- PROMPT -
Take every line from the listing below that includes "text" and copy it.

- RAW DATA -
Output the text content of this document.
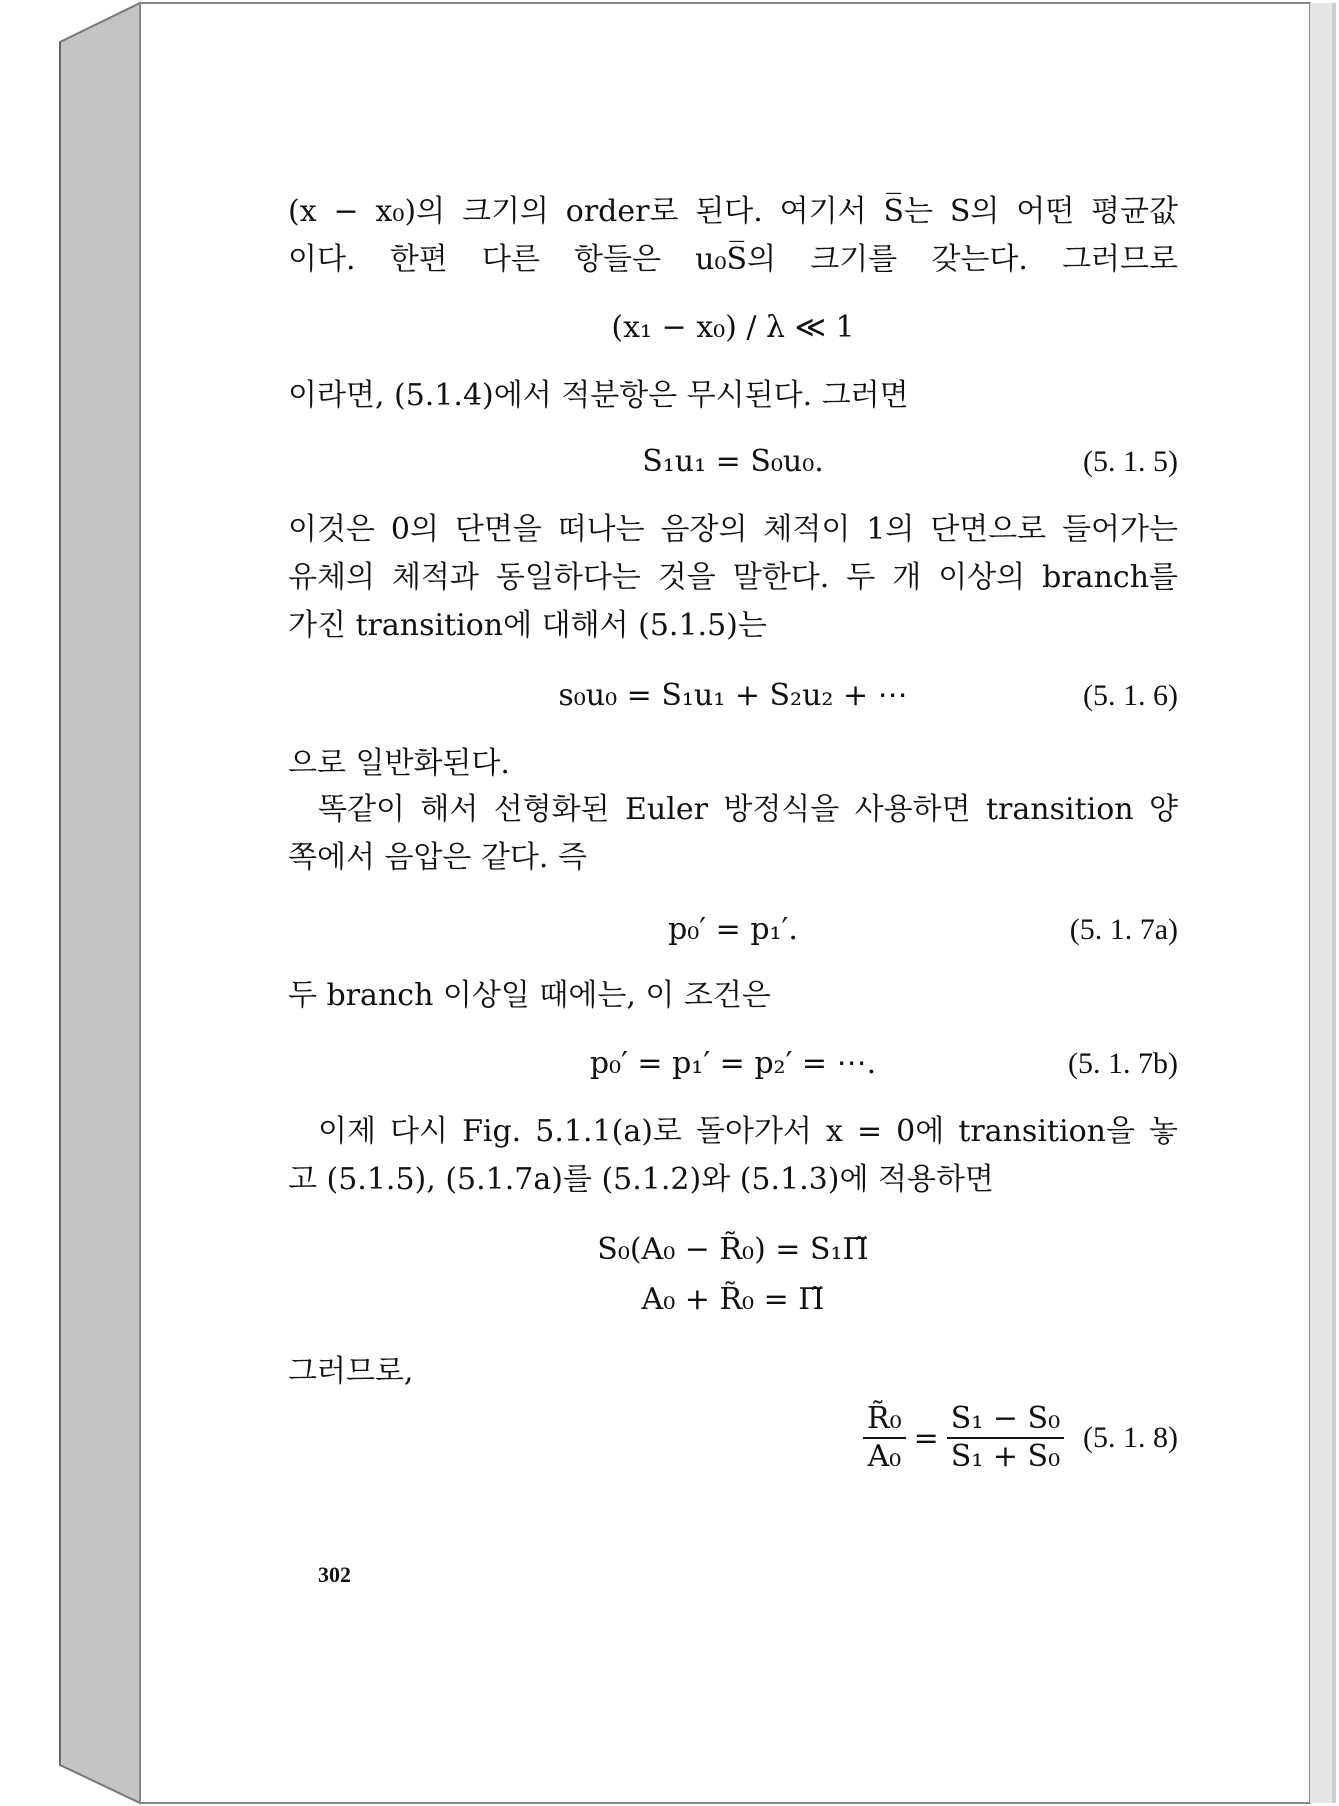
(x − x₀)의 크기의 order로 된다. 여기서 S̅는 S의 어떤 평균값
이다. 한편 다른 항들은 u₀S̅의 크기를 갖는다. 그러므로
(x₁ − x₀) / λ ≪ 1
이라면, (5.1.4)에서 적분항은 무시된다. 그러면
S₁u₁ = S₀u₀.	(5. 1. 5)
이것은 0의 단면을 떠나는 음장의 체적이 1의 단면으로 들어가는
유체의 체적과 동일하다는 것을 말한다. 두 개 이상의 branch를
가진 transition에 대해서 (5.1.5)는
s₀u₀ = S₁u₁ + S₂u₂ + ⋯	(5. 1. 6)
으로 일반화된다.
똑같이 해서 선형화된 Euler 방정식을 사용하면 transition 양
쪽에서 음압은 같다. 즉
p₀′ = p₁′.	(5. 1. 7a)
두 branch 이상일 때에는, 이 조건은
p₀′ = p₁′ = p₂′ = ⋯.	(5. 1. 7b)
이제 다시 Fig. 5.1.1(a)로 돌아가서 x = 0에 transition을 놓
고 (5.1.5), (5.1.7a)를 (5.1.2)와 (5.1.3)에 적용하면
S₀(A₀ − R̃₀) = S₁Π̃
A₀ + R̃₀ = Π̃
그러므로,
$\frac{\text{R̃₀}}{\text{A₀}} = \frac{\text{S₁ − S₀}}{\text{S₁ + S₀}} (5$. 1. 8)
302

- RESULT FOR THIS EXERCISE -
Output the text content of this document.
$\frac{\text{R̃₀}}{\text{A₀}} = \frac{\text{S₁ − S₀}}{\text{S₁ + S₀}} (5$. 1. 8)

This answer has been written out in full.